**Requirements:**
Repeat precisely, and only, the lines between the line containing "Type out the text in this image." and the end of the listing below, both ends included.

====

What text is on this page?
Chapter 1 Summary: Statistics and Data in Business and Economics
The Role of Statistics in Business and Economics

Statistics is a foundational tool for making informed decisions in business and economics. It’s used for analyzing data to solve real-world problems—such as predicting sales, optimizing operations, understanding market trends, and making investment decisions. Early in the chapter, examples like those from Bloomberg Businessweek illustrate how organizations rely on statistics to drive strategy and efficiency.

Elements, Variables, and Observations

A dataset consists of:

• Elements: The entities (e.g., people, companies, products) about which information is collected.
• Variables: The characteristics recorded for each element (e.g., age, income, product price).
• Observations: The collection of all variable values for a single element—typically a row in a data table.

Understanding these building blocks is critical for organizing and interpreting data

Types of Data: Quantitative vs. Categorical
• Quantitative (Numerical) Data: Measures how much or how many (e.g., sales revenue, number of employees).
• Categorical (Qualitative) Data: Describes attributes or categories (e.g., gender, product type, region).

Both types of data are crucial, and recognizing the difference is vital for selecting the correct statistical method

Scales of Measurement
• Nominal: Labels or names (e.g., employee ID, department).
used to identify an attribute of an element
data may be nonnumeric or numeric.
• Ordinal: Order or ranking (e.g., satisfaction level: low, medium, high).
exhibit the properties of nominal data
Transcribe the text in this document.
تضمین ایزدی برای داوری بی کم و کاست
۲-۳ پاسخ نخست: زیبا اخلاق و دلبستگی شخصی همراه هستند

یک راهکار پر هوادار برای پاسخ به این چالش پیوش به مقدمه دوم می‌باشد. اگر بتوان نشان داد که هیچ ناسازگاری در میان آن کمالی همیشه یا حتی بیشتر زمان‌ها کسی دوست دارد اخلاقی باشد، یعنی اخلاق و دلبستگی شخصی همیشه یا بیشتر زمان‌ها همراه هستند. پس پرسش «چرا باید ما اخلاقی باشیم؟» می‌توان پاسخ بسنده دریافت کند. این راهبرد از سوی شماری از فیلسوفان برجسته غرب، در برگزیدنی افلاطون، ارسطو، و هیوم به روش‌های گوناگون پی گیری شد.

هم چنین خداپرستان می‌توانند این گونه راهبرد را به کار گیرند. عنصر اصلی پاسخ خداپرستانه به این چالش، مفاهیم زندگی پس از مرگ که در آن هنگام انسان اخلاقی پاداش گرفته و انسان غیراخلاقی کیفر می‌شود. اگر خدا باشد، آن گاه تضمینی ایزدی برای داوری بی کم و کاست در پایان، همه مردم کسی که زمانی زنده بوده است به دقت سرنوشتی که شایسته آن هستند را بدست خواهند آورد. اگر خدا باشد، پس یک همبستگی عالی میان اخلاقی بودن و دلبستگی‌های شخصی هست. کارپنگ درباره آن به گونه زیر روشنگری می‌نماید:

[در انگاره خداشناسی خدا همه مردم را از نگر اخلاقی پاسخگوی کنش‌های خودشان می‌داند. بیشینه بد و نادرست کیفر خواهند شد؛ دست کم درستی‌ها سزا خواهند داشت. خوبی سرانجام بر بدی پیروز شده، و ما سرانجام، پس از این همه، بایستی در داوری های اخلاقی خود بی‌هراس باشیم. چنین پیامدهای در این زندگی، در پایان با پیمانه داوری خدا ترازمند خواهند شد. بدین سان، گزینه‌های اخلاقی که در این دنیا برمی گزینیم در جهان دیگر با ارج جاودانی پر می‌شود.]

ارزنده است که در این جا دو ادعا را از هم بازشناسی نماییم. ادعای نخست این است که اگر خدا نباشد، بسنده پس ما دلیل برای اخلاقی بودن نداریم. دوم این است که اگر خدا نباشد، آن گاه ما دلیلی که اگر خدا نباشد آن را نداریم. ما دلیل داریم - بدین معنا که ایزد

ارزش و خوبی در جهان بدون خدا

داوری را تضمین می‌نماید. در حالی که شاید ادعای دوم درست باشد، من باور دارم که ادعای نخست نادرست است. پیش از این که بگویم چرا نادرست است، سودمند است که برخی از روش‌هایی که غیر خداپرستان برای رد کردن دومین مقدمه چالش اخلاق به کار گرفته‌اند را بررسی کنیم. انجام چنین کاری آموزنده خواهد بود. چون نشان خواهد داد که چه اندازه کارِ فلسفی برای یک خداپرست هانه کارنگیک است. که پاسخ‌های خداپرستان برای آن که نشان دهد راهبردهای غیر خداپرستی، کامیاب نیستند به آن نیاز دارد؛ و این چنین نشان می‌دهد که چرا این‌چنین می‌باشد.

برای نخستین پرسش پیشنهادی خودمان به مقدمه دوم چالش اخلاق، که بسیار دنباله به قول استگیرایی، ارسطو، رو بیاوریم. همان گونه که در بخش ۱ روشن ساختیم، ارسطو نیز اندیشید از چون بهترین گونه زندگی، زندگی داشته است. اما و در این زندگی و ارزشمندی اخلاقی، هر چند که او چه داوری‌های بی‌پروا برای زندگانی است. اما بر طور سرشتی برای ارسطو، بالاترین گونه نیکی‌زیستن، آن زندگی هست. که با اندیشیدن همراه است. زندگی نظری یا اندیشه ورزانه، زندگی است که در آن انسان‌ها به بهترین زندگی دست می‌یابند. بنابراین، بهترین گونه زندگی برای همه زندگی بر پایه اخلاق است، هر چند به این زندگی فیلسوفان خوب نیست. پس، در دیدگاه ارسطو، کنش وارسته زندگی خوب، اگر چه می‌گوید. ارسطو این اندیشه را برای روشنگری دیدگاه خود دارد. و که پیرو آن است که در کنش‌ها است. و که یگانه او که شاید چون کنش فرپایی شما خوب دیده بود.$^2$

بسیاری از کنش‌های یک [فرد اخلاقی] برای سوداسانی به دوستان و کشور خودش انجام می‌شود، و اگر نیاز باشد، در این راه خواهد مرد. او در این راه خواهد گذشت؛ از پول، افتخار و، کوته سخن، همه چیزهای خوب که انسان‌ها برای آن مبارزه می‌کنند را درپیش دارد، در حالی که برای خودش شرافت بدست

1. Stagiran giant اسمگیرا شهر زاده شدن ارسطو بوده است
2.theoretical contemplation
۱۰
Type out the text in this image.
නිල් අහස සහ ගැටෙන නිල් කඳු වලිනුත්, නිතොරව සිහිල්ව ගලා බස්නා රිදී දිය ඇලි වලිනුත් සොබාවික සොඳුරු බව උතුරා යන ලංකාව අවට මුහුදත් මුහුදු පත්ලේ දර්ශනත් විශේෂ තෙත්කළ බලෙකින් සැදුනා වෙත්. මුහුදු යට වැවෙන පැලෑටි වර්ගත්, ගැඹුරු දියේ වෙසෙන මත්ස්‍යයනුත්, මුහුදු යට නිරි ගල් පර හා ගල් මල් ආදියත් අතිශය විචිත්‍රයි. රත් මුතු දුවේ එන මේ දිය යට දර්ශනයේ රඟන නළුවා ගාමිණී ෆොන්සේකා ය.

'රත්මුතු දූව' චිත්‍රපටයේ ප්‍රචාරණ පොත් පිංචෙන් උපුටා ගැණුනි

====

**Reply:**
Type out the text in this image.
නිල් අහස සහ ගැටෙන නිල් කඳු වලිනුත්, නිතොරව සිහිල්ව ගලා බස්නා රිදී දිය ඇලි වලිනුත් සොබාවික සොඳුරු බව උතුරා යන ලංකාව අවට මුහුදත් මුහුදු පත්ලේ දර්ශනත් විශේෂ තෙත්කළ බලෙකින් සැදුනා වෙත්. මුහුදු යට වැවෙන පැලෑටි වර්ගත්, ගැඹුරු දියේ වෙසෙන මත්ස්‍යයනුත්, මුහුදු යට නිරි ගල් පර හා ගල් මල් ආදියත් අතිශය විචිත්‍රයි. රත් මුතු දුවේ එන මේ දිය යට දර්ශනයේ රඟන නළුවා ගාමිණී ෆොන්සේකා ය.

'රත්මුතු දූව' චිත්‍රපටයේ ප්‍රචාරණ පොත් පිංචෙන් උපුටා ගැණුනි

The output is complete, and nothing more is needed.